**Listing**
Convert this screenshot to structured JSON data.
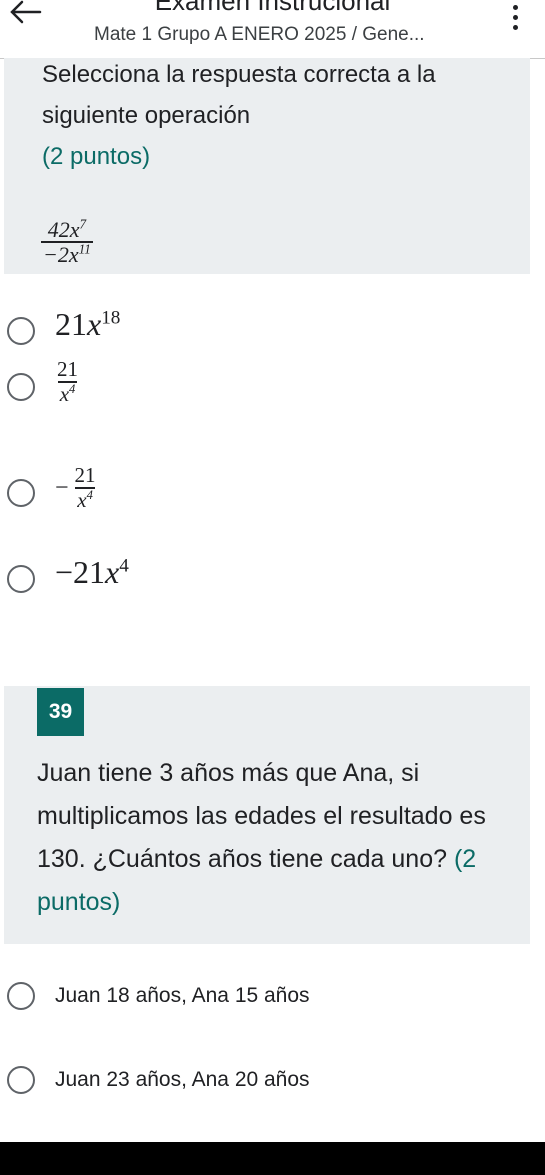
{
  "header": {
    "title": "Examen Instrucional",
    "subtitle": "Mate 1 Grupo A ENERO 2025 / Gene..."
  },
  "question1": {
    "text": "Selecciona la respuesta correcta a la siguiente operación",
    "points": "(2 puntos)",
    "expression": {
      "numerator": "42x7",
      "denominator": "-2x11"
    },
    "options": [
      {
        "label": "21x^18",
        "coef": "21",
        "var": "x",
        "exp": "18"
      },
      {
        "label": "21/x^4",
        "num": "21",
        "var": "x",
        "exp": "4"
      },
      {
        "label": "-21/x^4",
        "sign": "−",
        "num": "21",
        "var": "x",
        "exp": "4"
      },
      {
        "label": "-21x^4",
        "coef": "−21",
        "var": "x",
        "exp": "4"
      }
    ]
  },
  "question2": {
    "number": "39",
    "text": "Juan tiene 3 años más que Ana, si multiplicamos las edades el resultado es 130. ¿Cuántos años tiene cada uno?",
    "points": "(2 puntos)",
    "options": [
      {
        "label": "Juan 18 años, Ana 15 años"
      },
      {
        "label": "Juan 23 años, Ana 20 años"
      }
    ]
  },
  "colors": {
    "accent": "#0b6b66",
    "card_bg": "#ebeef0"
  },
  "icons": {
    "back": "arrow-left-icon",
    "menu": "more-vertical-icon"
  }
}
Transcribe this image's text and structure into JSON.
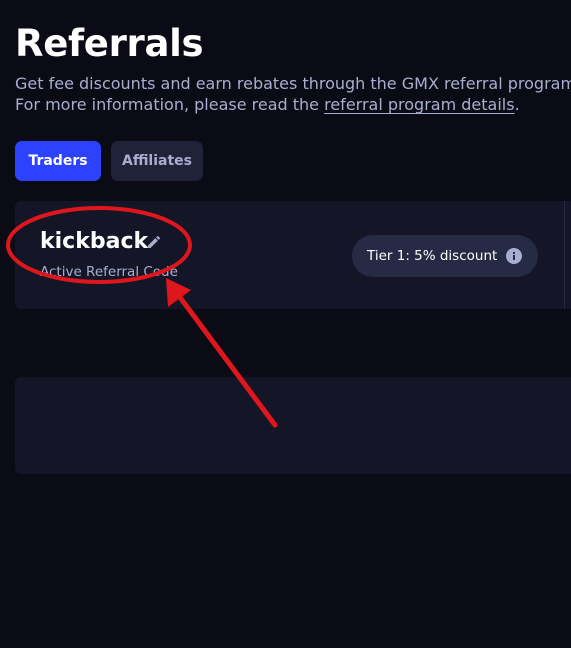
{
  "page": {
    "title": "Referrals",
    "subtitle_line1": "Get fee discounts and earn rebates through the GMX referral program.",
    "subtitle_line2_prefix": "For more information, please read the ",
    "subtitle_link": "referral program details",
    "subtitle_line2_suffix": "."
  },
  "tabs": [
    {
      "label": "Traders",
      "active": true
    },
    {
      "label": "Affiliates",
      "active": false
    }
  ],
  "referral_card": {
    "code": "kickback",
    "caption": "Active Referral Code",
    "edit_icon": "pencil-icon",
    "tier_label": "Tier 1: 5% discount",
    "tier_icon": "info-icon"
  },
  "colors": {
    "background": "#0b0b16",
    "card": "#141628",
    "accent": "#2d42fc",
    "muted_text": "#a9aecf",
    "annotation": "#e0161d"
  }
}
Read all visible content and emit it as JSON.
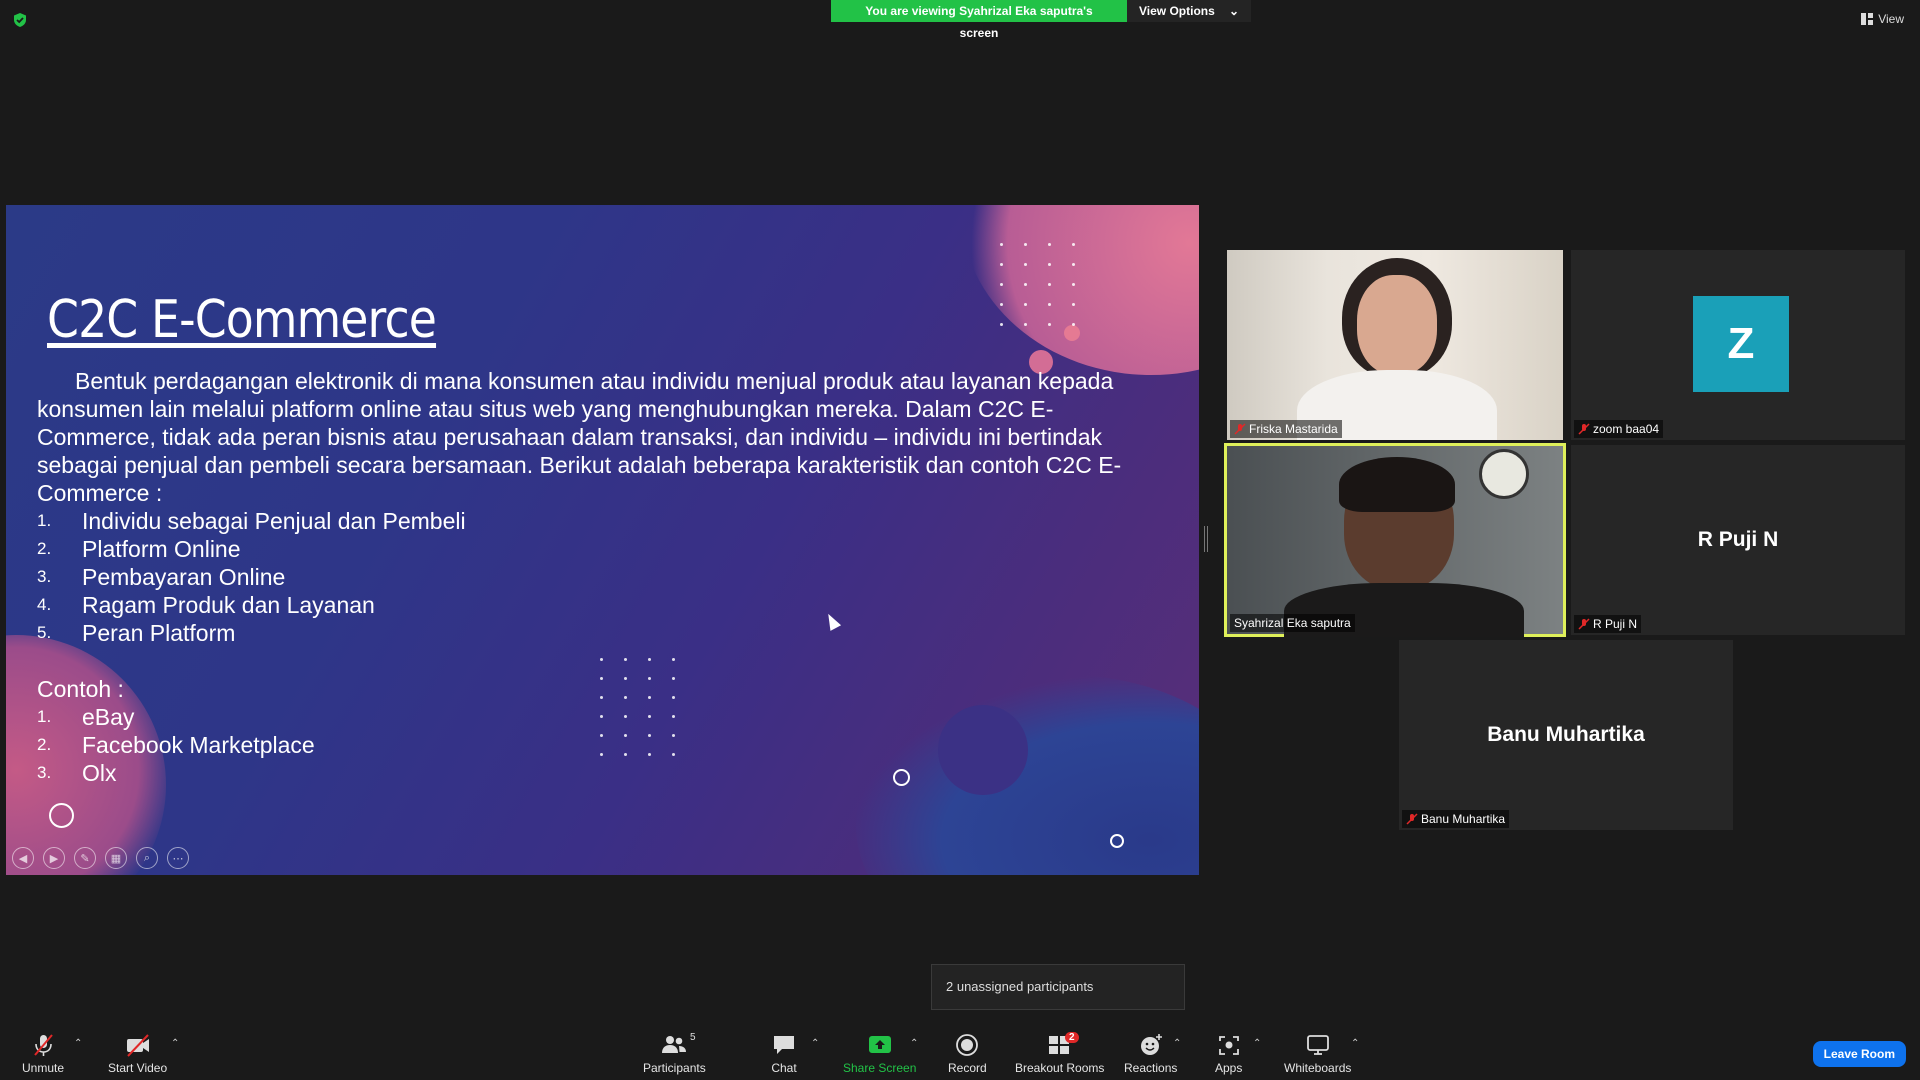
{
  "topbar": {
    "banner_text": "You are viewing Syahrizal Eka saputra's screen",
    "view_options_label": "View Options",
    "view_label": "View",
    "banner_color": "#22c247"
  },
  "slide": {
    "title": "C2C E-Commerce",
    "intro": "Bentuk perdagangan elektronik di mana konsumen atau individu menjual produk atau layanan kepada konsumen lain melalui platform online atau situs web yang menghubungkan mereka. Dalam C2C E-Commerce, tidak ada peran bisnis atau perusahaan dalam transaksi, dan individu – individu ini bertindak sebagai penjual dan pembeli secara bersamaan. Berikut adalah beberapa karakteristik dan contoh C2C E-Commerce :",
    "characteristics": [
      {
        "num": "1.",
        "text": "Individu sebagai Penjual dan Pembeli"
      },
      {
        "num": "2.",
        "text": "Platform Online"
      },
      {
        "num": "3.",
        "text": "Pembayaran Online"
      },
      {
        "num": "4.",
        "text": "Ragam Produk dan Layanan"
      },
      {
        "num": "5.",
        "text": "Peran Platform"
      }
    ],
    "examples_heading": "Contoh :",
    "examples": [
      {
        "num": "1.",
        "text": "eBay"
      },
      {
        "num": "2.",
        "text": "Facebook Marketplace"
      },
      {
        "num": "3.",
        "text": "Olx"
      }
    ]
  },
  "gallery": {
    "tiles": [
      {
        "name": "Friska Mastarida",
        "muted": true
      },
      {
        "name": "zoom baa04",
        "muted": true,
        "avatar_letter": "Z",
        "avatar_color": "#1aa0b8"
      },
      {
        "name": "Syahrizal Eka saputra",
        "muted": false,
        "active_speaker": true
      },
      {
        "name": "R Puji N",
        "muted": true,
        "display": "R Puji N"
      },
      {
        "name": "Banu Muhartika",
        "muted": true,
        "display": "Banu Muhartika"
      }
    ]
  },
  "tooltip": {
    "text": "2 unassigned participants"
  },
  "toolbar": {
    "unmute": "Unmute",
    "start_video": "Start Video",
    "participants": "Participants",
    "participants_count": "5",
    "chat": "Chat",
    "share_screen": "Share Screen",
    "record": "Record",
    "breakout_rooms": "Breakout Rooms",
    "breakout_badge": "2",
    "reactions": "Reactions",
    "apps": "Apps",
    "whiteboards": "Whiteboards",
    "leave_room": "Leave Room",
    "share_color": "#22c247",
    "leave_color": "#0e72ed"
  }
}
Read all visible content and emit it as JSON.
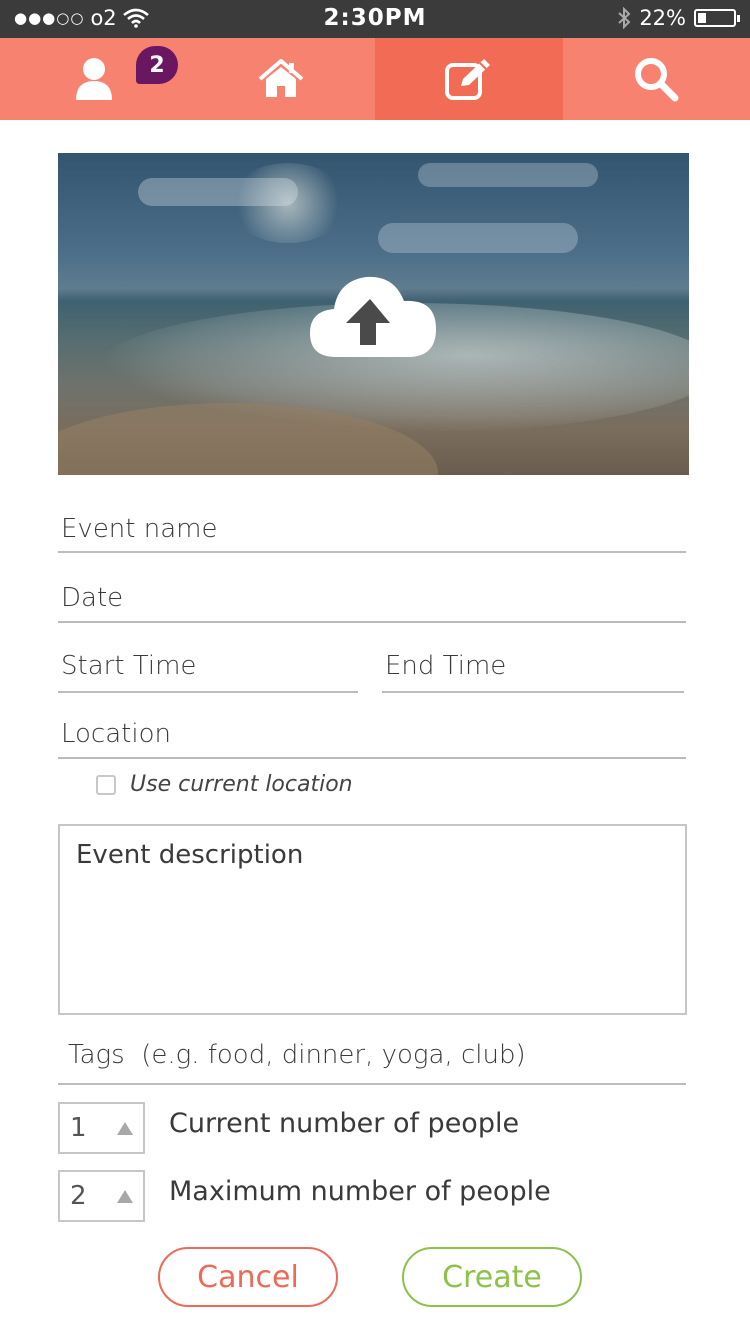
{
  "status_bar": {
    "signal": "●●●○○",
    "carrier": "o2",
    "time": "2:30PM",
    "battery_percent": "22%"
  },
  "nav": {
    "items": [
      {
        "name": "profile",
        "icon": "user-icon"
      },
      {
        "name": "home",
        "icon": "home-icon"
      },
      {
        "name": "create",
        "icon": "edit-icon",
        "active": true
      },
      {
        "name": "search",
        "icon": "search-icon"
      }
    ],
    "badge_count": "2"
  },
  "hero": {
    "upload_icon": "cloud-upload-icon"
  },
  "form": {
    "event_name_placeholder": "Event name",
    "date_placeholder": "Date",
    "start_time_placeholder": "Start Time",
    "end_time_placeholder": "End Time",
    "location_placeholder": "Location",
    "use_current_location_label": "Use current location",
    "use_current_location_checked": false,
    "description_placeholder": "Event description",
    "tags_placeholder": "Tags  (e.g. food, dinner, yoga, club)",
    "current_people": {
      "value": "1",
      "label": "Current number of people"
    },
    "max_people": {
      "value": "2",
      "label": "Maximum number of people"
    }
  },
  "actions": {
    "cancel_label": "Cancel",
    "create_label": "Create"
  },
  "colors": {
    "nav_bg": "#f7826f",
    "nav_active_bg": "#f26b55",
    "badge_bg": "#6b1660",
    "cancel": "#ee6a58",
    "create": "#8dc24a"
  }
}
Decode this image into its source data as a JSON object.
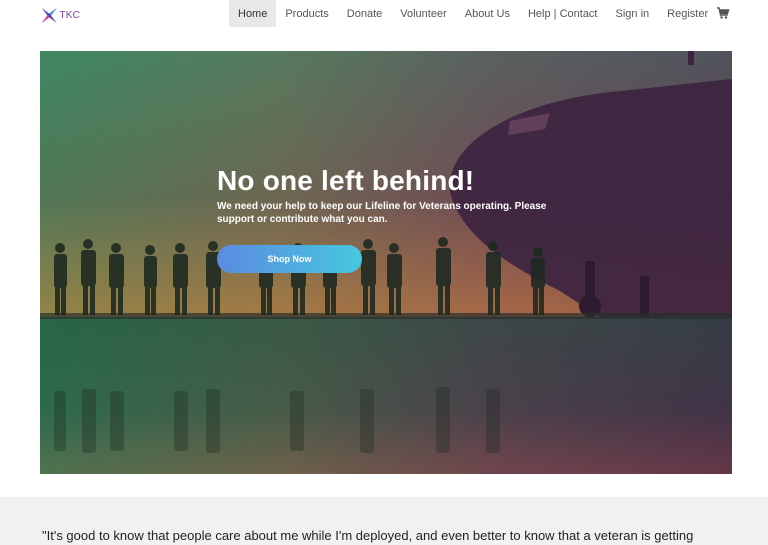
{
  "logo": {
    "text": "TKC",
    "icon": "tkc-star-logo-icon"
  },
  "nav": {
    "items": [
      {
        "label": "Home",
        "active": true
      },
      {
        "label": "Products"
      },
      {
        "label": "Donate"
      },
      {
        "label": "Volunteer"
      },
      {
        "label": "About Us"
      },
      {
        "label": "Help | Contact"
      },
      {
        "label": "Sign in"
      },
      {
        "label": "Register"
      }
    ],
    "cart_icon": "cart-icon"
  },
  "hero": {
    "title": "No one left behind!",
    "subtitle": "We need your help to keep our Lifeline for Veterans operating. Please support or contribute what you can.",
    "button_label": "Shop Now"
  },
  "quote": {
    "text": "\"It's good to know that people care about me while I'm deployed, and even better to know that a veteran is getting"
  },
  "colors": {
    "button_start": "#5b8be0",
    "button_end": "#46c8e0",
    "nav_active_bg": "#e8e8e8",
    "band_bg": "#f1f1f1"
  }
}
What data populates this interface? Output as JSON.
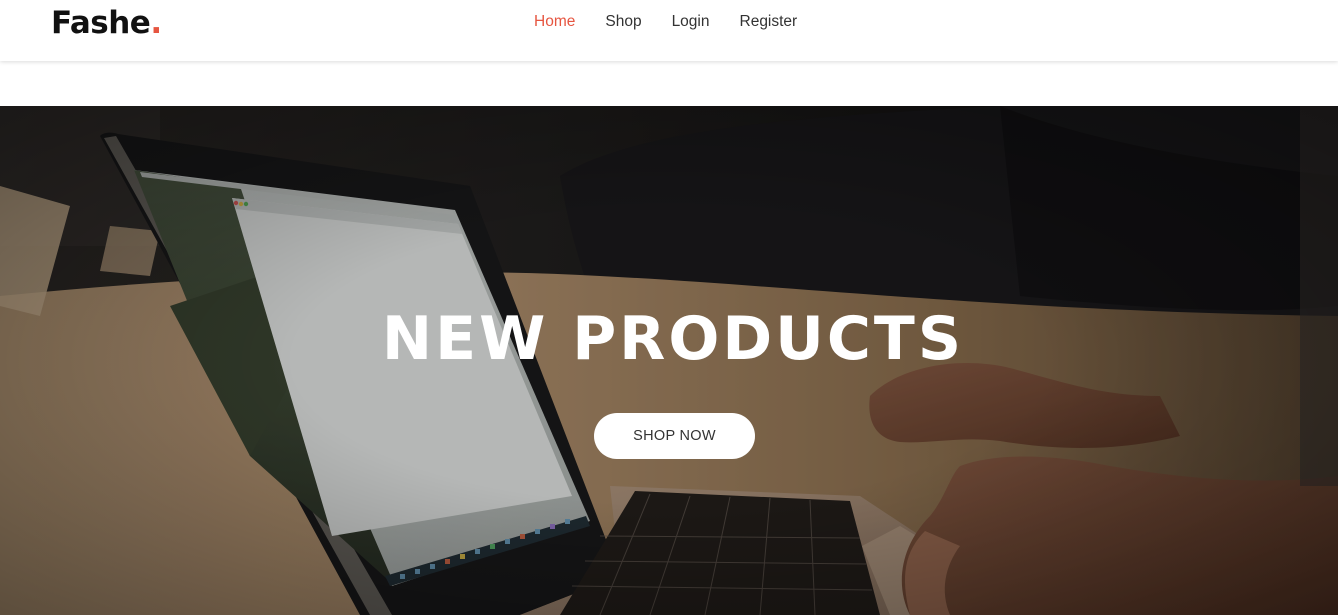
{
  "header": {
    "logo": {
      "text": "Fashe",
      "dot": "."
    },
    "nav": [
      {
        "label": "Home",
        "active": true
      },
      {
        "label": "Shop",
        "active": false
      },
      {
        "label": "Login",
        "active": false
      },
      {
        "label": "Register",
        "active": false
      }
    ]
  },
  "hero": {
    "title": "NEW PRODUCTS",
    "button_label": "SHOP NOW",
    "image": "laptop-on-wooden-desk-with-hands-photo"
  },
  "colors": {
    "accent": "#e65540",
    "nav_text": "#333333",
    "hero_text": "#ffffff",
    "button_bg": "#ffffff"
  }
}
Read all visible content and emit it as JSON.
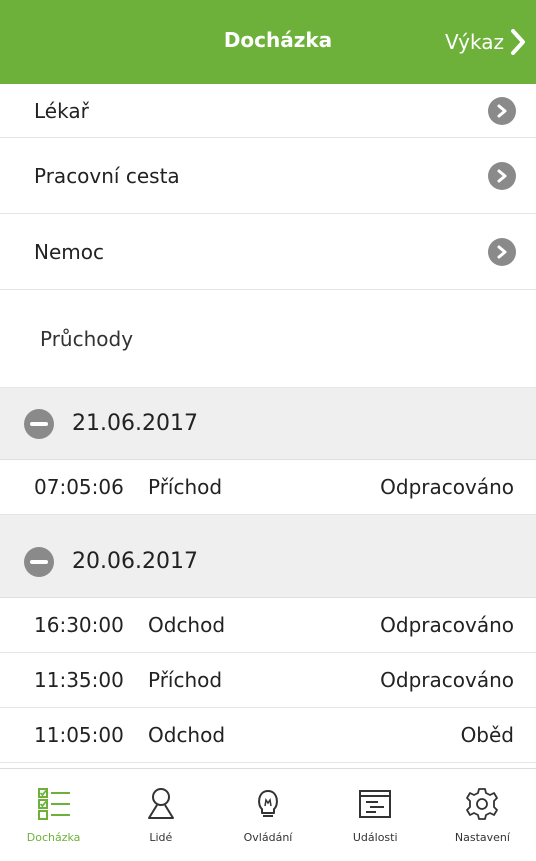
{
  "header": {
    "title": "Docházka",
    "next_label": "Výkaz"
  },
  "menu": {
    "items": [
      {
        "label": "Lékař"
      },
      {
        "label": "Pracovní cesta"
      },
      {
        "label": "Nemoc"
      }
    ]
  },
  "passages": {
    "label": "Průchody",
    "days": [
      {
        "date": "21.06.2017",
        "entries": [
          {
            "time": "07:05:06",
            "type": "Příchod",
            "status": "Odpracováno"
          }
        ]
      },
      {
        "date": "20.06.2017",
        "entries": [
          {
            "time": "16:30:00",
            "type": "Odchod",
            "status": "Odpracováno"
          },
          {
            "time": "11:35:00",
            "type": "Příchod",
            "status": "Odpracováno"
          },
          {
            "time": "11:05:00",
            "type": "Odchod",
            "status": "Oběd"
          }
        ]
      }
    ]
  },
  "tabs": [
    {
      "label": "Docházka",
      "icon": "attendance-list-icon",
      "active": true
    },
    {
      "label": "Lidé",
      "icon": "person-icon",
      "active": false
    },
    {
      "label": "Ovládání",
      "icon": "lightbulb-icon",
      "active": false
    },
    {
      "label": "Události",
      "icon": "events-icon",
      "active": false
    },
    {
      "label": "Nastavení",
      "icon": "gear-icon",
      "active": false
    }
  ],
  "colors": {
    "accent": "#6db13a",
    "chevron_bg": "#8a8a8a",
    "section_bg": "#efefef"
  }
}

**Task description**
From the records above, pull out every line containing the word "Banu".

**Exercise result**
        "name": "Banu Muhartika",
        "display": "Banu Muhartika"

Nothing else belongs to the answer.